• **Given problem A**:
Answer these questions about the text on using R with LISSY, one answer per line, marked the same way:
(i) How many optional arguments does the read.LIS function have?
(ii) What does read.LIS use for categorical variables when labels is FALSE?
(iii) Which one-letter code identifies an implicate file in an LWS dataset?

• **Text provided**:

Using R on the LISSY system

This page explains the special methods used to load LIS and LWS data in R and generate output, and documents the add-on packages currently available on the system.

Loading Data

Data is read into the workspace using the read.LIS function, which has one required argument and three optional arguments. It works as follows:

Usage

read.LIS(ccyyuu, labels=TRUE, vars=NULL, subset=NULL)

Arguments

ccyyuu A string or vector of strings containing dataset identifiers, indicating which datasets to load. For the formatting of this identifier, see Details.
labels A logical value indicating whether to use the value labels for categorical variables. If TRUE, creates a factor from the labels. If FALSE, uses the numeric codes.
subset An optional string specifying a subset of observations to be return. By default, all observations are returned.
vars An optional vector of variables to be loaded. By default, all variables are returned.

Details

The format of ccyyuu is a country and year code followed by a one-letter code used to identify the specific type of dataset within each database:

LIS dataset ‘h’ or ‘p’ for household or person file e.g. “lu04h”, “us10p”
LWS dataset ‘h’, ‘p’ or ‘r’ for household, person or implicate file e.g. “ca05h”, “us10p” or “us10r”

• **Given problem B**: In the listing below, repeat the lines verbatim, beginning at the line that contains "- author-name[interactable]: Pâmela" and stopping after the line that contains "- post-body-line: Uma".

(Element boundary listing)
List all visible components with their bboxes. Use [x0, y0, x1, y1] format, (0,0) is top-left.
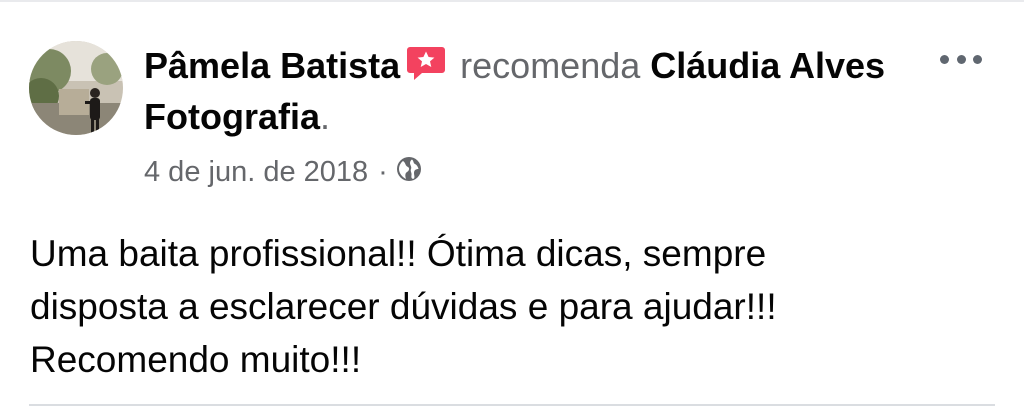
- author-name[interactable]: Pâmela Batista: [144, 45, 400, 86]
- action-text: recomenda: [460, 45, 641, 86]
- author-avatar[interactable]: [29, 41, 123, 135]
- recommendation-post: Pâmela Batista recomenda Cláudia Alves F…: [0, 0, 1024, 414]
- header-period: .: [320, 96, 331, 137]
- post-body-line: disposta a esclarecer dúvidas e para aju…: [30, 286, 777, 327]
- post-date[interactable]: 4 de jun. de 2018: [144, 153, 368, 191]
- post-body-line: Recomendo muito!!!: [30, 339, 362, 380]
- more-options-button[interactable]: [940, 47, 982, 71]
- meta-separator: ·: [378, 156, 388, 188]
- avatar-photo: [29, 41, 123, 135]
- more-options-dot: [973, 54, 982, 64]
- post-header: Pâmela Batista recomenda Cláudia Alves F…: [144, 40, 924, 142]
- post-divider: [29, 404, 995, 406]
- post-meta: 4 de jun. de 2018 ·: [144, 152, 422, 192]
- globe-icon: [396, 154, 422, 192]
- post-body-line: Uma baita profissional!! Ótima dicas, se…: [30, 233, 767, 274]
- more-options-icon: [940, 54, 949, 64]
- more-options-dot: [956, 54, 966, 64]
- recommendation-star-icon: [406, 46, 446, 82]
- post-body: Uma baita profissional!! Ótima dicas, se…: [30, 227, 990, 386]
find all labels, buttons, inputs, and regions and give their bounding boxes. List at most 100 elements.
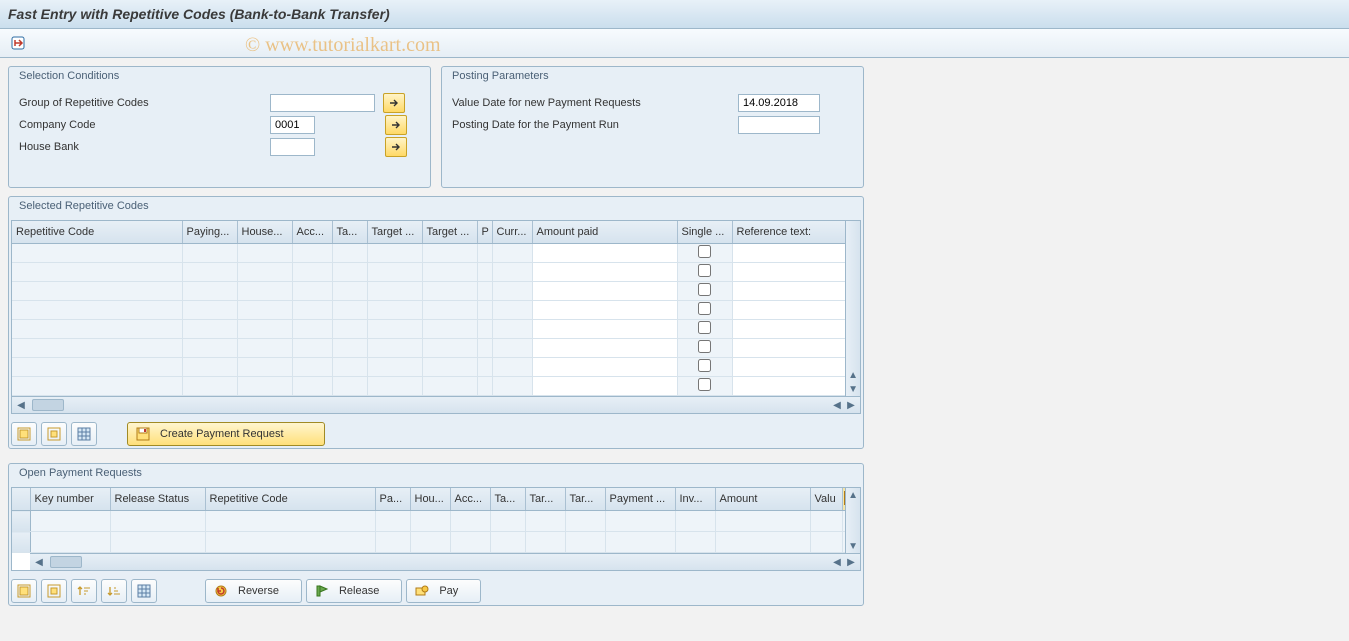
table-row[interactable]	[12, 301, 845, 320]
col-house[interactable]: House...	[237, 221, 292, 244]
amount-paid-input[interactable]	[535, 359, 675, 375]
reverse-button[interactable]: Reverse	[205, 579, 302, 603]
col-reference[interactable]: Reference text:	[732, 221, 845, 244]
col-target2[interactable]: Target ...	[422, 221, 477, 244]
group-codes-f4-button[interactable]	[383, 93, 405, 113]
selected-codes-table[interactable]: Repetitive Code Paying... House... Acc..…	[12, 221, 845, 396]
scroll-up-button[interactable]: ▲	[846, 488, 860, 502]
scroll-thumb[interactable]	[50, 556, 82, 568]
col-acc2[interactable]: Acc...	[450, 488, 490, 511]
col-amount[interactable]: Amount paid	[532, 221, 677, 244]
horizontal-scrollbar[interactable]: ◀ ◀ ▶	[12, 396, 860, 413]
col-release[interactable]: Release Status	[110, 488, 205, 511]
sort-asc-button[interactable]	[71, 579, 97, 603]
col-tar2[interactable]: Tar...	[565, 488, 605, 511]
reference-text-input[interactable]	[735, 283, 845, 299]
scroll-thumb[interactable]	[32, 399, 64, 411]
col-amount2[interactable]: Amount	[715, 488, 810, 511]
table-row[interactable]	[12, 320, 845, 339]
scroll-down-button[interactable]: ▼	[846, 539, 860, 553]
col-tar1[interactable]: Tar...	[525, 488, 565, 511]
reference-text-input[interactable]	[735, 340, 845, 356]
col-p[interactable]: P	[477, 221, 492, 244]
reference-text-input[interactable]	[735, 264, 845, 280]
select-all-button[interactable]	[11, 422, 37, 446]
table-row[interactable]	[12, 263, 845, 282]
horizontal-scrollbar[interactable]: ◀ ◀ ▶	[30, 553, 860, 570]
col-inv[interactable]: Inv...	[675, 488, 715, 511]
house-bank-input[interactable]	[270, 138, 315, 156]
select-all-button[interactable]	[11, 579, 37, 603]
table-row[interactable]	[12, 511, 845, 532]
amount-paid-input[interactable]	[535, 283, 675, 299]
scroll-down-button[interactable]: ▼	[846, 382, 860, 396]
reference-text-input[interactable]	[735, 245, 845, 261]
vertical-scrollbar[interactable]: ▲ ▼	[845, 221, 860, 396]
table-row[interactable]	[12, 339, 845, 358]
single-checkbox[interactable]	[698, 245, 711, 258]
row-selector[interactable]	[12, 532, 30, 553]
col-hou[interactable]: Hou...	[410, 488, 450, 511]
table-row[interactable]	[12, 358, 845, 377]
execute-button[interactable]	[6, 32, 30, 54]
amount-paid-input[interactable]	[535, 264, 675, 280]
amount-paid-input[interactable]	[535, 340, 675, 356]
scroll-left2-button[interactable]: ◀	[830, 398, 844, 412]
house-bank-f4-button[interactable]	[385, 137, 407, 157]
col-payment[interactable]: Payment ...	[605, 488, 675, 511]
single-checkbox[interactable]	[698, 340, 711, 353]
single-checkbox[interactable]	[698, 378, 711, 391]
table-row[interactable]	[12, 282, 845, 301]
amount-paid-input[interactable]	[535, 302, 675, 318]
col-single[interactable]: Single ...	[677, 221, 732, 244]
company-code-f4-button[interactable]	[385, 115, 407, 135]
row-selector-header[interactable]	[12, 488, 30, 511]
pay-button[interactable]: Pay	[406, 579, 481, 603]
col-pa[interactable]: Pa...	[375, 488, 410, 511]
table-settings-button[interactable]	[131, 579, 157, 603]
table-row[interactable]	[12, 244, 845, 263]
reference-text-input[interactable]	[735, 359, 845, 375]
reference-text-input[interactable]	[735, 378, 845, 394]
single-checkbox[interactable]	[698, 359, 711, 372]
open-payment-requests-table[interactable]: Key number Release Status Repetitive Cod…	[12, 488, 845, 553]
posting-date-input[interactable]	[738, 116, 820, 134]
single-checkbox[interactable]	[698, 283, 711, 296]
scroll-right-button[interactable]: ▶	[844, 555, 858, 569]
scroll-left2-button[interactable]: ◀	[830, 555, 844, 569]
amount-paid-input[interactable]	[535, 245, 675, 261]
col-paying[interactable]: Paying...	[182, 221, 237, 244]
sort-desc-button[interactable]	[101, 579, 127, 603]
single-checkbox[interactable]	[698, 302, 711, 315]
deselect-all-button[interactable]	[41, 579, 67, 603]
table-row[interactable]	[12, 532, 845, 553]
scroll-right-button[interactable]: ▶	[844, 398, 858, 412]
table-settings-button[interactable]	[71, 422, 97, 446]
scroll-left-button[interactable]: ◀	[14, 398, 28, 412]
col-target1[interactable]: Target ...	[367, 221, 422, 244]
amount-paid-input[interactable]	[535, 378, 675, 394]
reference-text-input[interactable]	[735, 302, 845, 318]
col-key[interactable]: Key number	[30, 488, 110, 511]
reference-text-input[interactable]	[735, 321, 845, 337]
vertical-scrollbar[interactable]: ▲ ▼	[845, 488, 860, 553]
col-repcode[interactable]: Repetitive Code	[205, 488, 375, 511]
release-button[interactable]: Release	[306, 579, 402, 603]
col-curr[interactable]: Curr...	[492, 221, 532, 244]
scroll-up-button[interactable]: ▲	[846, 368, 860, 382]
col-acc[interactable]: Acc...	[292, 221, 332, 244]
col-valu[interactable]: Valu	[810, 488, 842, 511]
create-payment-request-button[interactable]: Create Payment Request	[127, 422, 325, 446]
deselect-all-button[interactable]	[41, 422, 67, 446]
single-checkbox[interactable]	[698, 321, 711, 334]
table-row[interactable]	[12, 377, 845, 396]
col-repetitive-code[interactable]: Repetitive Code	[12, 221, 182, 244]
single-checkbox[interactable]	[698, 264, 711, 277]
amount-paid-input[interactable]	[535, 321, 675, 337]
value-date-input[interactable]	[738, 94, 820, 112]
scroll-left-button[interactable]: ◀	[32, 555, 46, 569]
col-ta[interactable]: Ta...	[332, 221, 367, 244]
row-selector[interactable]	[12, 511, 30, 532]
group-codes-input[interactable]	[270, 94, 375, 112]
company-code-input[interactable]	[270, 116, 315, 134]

• **Worked answer A**:
(i) Three
(ii) The numeric codes
(iii) ‘r’

• **Worked answer B**:
- author-name[interactable]: Pâmela Batista: [144, 45, 400, 86]
- action-text: recomenda: [460, 45, 641, 86]
- author-avatar[interactable]: [29, 41, 123, 135]
- recommendation-post: Pâmela Batista recomenda Cláudia Alves F…: [0, 0, 1024, 414]
- header-period: .: [320, 96, 331, 137]
- post-body-line: disposta a esclarecer dúvidas e para aju…: [30, 286, 777, 327]
- post-date[interactable]: 4 de jun. de 2018: [144, 153, 368, 191]
- post-body-line: Recomendo muito!!!: [30, 339, 362, 380]
- more-options-button[interactable]: [940, 47, 982, 71]
- meta-separator: ·: [378, 156, 388, 188]
- avatar-photo: [29, 41, 123, 135]
- more-options-dot: [973, 54, 982, 64]
- post-header: Pâmela Batista recomenda Cláudia Alves F…: [144, 40, 924, 142]
- post-divider: [29, 404, 995, 406]
- post-meta: 4 de jun. de 2018 ·: [144, 152, 422, 192]
- globe-icon: [396, 154, 422, 192]
- post-body-line: Uma baita profissional!! Ótima dicas, se…: [30, 233, 767, 274]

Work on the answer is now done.